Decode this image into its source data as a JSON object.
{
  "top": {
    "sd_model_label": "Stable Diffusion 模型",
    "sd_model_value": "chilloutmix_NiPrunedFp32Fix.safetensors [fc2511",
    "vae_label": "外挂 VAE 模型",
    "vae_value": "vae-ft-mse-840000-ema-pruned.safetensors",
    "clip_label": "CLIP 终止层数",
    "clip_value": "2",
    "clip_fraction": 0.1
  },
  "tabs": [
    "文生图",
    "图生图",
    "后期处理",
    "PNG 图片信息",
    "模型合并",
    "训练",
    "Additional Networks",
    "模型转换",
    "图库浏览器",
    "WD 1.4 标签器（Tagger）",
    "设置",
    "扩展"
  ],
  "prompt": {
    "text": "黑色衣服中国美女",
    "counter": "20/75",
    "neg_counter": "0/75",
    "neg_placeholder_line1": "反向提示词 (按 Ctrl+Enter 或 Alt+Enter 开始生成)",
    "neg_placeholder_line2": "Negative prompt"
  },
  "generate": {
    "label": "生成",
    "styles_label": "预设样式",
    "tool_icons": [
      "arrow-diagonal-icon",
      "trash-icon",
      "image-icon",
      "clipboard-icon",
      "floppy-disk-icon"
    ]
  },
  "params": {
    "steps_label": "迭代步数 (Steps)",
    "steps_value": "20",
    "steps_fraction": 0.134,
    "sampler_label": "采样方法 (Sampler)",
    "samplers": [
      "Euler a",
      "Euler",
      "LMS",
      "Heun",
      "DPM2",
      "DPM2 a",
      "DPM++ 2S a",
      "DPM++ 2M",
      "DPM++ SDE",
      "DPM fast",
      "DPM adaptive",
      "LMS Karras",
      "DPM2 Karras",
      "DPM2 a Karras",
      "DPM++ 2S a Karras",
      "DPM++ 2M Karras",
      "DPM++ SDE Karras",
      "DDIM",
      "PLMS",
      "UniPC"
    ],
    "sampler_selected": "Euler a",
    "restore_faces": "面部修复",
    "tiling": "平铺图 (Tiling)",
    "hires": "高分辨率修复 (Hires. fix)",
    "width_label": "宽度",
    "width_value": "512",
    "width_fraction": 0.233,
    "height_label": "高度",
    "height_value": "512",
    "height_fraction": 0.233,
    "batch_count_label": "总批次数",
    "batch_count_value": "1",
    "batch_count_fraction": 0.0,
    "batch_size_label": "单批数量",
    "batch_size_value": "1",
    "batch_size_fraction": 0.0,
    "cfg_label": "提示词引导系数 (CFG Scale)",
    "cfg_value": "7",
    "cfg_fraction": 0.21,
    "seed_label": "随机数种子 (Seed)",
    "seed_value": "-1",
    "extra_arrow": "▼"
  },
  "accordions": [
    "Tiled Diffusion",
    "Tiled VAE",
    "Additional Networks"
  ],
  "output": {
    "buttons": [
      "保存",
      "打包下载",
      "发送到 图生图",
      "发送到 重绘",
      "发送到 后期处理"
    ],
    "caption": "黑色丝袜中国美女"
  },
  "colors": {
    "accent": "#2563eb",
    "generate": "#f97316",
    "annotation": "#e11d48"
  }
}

- **Set task**: Exactly reproduce every record.

- **Exercise solution**:
Decode this image into its source data as a JSON object.
{
  "top": {
    "sd_model_label": "Stable Diffusion 模型",
    "sd_model_value": "chilloutmix_NiPrunedFp32Fix.safetensors [fc2511",
    "vae_label": "外挂 VAE 模型",
    "vae_value": "vae-ft-mse-840000-ema-pruned.safetensors",
    "clip_label": "CLIP 终止层数",
    "clip_value": "2",
    "clip_fraction": 0.1
  },
  "tabs": [
    "文生图",
    "图生图",
    "后期处理",
    "PNG 图片信息",
    "模型合并",
    "训练",
    "Additional Networks",
    "模型转换",
    "图库浏览器",
    "WD 1.4 标签器（Tagger）",
    "设置",
    "扩展"
  ],
  "prompt": {
    "text": "黑色衣服中国美女",
    "counter": "20/75",
    "neg_counter": "0/75",
    "neg_placeholder_line1": "反向提示词 (按 Ctrl+Enter 或 Alt+Enter 开始生成)",
    "neg_placeholder_line2": "Negative prompt"
  },
  "generate": {
    "label": "生成",
    "styles_label": "预设样式",
    "tool_icons": [
      "arrow-diagonal-icon",
      "trash-icon",
      "image-icon",
      "clipboard-icon",
      "floppy-disk-icon"
    ]
  },
  "params": {
    "steps_label": "迭代步数 (Steps)",
    "steps_value": "20",
    "steps_fraction": 0.134,
    "sampler_label": "采样方法 (Sampler)",
    "samplers": [
      "Euler a",
      "Euler",
      "LMS",
      "Heun",
      "DPM2",
      "DPM2 a",
      "DPM++ 2S a",
      "DPM++ 2M",
      "DPM++ SDE",
      "DPM fast",
      "DPM adaptive",
      "LMS Karras",
      "DPM2 Karras",
      "DPM2 a Karras",
      "DPM++ 2S a Karras",
      "DPM++ 2M Karras",
      "DPM++ SDE Karras",
      "DDIM",
      "PLMS",
      "UniPC"
    ],
    "sampler_selected": "Euler a",
    "restore_faces": "面部修复",
    "tiling": "平铺图 (Tiling)",
    "hires": "高分辨率修复 (Hires. fix)",
    "width_label": "宽度",
    "width_value": "512",
    "width_fraction": 0.233,
    "height_label": "高度",
    "height_value": "512",
    "height_fraction": 0.233,
    "batch_count_label": "总批次数",
    "batch_count_value": "1",
    "batch_count_fraction": 0.0,
    "batch_size_label": "单批数量",
    "batch_size_value": "1",
    "batch_size_fraction": 0.0,
    "cfg_label": "提示词引导系数 (CFG Scale)",
    "cfg_value": "7",
    "cfg_fraction": 0.21,
    "seed_label": "随机数种子 (Seed)",
    "seed_value": "-1",
    "extra_arrow": "▼"
  },
  "accordions": [
    "Tiled Diffusion",
    "Tiled VAE",
    "Additional Networks"
  ],
  "output": {
    "buttons": [
      "保存",
      "打包下载",
      "发送到 图生图",
      "发送到 重绘",
      "发送到 后期处理"
    ],
    "caption": "黑色丝袜中国美女"
  },
  "colors": {
    "accent": "#2563eb",
    "generate": "#f97316",
    "annotation": "#e11d48"
  }
}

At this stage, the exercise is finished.